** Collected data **
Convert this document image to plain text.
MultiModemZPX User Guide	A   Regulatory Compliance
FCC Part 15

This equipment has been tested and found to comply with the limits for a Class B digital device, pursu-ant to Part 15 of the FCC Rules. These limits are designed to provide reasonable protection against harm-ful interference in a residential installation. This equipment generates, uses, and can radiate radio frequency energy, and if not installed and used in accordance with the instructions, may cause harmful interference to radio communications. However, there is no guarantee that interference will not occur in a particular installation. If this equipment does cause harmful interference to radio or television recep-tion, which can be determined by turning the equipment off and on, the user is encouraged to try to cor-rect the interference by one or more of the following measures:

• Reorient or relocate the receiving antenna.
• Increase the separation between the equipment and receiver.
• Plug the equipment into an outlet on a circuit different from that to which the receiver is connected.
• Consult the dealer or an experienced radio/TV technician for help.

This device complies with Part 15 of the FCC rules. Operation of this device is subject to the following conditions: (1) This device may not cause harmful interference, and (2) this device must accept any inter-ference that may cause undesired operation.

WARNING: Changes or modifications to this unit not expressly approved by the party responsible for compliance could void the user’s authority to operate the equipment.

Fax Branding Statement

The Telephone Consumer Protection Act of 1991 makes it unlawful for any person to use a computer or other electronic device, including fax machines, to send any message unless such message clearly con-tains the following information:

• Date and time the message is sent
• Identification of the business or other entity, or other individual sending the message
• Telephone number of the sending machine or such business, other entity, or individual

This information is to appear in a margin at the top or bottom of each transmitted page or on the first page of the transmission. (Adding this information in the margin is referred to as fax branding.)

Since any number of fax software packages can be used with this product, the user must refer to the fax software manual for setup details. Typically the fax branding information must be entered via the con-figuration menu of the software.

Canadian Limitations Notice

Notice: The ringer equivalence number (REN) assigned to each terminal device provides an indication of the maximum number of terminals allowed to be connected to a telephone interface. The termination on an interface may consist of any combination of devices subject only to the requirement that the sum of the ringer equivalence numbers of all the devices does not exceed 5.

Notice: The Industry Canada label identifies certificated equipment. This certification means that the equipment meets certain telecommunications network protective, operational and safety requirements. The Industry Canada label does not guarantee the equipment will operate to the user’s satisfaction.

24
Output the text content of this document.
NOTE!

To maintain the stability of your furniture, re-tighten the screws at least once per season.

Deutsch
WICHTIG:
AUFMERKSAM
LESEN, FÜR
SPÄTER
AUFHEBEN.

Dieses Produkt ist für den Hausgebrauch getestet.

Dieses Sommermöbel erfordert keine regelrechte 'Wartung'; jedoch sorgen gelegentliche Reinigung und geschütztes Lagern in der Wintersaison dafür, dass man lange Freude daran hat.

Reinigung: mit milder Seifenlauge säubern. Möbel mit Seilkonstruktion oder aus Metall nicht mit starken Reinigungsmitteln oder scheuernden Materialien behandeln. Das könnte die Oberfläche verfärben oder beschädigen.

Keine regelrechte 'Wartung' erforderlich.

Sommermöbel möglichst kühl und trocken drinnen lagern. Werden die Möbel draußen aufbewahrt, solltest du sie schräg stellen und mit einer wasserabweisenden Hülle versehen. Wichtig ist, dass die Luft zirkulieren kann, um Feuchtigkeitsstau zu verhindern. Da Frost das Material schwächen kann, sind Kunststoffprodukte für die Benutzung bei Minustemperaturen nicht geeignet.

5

** YOUR TASK **
Within the entries above, work out how many lines contain the word "Reinigung". The number alone is the answer.

** THE REPLY **
2